▶ _DATASET RECORDS_:
══════════

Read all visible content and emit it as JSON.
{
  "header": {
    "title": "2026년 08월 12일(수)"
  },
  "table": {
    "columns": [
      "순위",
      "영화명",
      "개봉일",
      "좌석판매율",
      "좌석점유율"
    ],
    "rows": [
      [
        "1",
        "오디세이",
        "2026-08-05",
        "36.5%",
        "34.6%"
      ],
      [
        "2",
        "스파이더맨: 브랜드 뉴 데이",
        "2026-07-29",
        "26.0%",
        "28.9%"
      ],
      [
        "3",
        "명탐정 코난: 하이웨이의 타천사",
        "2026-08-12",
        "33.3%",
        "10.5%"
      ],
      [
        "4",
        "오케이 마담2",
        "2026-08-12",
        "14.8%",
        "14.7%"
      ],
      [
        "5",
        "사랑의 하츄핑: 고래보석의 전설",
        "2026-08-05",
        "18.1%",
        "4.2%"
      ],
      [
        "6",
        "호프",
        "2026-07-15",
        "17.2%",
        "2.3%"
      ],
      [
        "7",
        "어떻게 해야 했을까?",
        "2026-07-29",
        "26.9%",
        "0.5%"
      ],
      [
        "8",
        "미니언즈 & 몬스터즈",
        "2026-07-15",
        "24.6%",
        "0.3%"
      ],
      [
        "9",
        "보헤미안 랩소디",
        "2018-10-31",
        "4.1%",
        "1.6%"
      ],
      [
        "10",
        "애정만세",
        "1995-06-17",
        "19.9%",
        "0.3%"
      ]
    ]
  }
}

══════════

▶ _WHAT IS REQUIRED_: Write out the full listing, keeping every line exactly as it is.

▶ _RESULT_:
Read all visible content and emit it as JSON.
{
  "header": {
    "title": "2026년 08월 12일(수)"
  },
  "table": {
    "columns": [
      "순위",
      "영화명",
      "개봉일",
      "좌석판매율",
      "좌석점유율"
    ],
    "rows": [
      [
        "1",
        "오디세이",
        "2026-08-05",
        "36.5%",
        "34.6%"
      ],
      [
        "2",
        "스파이더맨: 브랜드 뉴 데이",
        "2026-07-29",
        "26.0%",
        "28.9%"
      ],
      [
        "3",
        "명탐정 코난: 하이웨이의 타천사",
        "2026-08-12",
        "33.3%",
        "10.5%"
      ],
      [
        "4",
        "오케이 마담2",
        "2026-08-12",
        "14.8%",
        "14.7%"
      ],
      [
        "5",
        "사랑의 하츄핑: 고래보석의 전설",
        "2026-08-05",
        "18.1%",
        "4.2%"
      ],
      [
        "6",
        "호프",
        "2026-07-15",
        "17.2%",
        "2.3%"
      ],
      [
        "7",
        "어떻게 해야 했을까?",
        "2026-07-29",
        "26.9%",
        "0.5%"
      ],
      [
        "8",
        "미니언즈 & 몬스터즈",
        "2026-07-15",
        "24.6%",
        "0.3%"
      ],
      [
        "9",
        "보헤미안 랩소디",
        "2018-10-31",
        "4.1%",
        "1.6%"
      ],
      [
        "10",
        "애정만세",
        "1995-06-17",
        "19.9%",
        "0.3%"
      ]
    ]
  }
}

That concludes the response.